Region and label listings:
◆ ◆ ◆ ◆ ◆

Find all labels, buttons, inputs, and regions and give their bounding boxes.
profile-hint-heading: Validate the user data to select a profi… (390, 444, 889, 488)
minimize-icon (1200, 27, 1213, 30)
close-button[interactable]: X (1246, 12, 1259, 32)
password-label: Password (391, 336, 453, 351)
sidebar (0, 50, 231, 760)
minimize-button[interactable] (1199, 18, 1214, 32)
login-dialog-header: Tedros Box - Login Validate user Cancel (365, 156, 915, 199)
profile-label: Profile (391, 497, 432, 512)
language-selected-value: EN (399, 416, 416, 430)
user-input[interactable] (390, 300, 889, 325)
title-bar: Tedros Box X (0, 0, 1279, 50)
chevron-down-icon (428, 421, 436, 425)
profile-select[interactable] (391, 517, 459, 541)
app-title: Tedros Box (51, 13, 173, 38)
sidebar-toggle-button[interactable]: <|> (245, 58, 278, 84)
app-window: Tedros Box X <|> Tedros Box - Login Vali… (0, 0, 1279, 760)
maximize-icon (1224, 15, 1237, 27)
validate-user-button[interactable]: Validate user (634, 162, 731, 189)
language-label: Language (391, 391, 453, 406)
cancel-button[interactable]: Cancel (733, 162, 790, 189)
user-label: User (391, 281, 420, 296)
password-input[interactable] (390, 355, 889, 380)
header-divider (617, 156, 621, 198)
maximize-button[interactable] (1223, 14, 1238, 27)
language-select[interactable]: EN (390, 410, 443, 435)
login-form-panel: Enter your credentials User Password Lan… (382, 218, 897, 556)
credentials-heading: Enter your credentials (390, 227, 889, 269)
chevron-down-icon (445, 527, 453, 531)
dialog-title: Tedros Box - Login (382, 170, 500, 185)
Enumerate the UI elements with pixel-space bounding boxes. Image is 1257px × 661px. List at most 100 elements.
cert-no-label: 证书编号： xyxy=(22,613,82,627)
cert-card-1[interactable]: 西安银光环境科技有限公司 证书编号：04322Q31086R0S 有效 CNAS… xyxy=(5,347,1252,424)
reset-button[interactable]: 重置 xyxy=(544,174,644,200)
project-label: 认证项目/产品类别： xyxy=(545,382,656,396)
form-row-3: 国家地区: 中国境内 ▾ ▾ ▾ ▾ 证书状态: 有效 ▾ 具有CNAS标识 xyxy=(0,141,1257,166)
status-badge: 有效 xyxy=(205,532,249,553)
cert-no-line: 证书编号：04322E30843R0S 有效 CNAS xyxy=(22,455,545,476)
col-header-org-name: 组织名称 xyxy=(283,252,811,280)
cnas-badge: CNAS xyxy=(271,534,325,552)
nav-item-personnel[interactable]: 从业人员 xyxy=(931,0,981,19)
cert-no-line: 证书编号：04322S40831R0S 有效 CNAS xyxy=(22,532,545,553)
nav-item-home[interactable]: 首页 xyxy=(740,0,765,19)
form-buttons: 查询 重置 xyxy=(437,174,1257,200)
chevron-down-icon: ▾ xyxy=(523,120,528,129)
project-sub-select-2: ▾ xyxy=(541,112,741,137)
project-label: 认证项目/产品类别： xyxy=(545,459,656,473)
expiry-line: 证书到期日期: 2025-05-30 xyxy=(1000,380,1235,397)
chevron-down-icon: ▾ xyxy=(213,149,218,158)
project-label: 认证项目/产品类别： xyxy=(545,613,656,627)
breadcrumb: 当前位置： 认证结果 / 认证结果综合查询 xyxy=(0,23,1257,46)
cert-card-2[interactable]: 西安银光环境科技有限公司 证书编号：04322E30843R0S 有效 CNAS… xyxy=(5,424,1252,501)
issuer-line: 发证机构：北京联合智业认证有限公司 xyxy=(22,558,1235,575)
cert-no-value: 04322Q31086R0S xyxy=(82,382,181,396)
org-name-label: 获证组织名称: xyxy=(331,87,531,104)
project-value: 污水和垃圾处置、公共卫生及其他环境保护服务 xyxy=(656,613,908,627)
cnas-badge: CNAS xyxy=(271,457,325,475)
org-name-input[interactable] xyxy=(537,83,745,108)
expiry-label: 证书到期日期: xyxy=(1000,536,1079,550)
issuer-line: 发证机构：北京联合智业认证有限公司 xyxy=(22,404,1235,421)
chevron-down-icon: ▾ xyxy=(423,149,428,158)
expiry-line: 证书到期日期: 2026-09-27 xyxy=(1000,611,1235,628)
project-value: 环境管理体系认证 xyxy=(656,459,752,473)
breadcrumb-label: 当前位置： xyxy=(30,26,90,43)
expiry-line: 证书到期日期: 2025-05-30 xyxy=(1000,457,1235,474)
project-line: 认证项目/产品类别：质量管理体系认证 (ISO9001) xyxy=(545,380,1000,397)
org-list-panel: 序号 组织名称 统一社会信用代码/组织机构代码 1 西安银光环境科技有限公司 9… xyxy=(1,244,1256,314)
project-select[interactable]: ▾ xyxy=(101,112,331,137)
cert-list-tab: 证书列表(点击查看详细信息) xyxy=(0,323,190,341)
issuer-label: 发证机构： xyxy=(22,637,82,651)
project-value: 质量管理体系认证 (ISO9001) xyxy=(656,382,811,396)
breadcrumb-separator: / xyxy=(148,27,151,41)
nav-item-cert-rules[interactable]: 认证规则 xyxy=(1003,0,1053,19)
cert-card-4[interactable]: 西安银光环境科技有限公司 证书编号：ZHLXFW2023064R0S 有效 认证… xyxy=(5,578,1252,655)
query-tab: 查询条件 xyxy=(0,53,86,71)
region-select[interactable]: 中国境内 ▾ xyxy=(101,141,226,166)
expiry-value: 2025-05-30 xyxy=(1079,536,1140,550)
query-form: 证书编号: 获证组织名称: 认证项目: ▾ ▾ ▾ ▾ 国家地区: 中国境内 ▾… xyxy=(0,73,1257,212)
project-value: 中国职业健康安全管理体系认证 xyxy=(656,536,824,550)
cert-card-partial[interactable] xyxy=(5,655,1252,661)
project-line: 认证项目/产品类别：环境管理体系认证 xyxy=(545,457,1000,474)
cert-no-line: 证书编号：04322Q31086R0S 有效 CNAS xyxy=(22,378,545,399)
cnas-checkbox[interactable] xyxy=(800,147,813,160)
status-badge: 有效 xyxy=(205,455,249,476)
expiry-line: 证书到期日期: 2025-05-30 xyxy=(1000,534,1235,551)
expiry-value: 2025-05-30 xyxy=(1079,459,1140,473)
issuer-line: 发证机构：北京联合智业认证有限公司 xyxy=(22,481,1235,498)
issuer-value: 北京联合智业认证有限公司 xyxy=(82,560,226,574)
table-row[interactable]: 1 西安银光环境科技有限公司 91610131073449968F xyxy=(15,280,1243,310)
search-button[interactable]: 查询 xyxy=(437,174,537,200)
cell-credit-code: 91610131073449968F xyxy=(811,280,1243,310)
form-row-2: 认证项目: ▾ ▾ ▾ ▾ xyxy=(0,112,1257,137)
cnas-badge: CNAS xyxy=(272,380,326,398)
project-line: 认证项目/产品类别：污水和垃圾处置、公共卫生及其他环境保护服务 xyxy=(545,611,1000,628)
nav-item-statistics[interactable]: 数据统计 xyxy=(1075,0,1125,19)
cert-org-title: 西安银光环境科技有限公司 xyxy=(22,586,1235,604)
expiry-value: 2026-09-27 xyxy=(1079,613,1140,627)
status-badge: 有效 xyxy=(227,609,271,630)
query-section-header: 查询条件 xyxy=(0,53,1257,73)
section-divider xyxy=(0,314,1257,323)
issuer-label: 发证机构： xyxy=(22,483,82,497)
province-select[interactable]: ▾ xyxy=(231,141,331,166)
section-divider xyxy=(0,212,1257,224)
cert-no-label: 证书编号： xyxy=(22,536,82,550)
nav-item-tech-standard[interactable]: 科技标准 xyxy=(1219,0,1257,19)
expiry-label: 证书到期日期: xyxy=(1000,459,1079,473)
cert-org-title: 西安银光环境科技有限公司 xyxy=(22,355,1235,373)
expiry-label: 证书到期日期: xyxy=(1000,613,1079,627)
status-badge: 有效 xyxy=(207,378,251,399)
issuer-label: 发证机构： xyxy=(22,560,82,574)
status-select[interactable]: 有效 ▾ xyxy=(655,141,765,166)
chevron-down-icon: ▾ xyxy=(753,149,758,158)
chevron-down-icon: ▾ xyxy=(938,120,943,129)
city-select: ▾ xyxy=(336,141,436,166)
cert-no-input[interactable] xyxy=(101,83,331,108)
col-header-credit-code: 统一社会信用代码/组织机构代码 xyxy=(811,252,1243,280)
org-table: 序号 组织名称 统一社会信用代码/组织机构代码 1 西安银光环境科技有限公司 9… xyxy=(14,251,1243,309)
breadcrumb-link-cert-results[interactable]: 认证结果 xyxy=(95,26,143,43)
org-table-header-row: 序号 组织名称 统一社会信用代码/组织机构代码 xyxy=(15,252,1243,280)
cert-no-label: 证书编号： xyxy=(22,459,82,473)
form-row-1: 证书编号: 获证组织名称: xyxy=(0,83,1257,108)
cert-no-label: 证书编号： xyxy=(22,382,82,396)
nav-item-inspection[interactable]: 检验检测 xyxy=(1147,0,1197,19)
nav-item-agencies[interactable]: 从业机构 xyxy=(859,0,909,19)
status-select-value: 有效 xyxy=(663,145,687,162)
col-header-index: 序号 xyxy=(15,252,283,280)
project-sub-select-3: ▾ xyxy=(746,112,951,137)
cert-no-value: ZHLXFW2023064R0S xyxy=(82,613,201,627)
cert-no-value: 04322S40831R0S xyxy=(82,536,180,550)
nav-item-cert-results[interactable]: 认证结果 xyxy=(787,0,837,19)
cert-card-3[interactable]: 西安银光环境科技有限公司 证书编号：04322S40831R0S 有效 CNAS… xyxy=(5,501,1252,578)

◆ ◆ ◆ ◆ ◆

Your instructions:
Please rewrite the records from the start through the line holding "sidebar (0, 50, 231, 760)", inclusive, replacing "close-button" with "exit-button" and leaving everything else unchanged.

Full response:
Find all labels, buttons, inputs, and regions and give their bounding boxes.
profile-hint-heading: Validate the user data to select a profi… (390, 444, 889, 488)
minimize-icon (1200, 27, 1213, 30)
exit-button[interactable]: X (1246, 12, 1259, 32)
password-label: Password (391, 336, 453, 351)
sidebar (0, 50, 231, 760)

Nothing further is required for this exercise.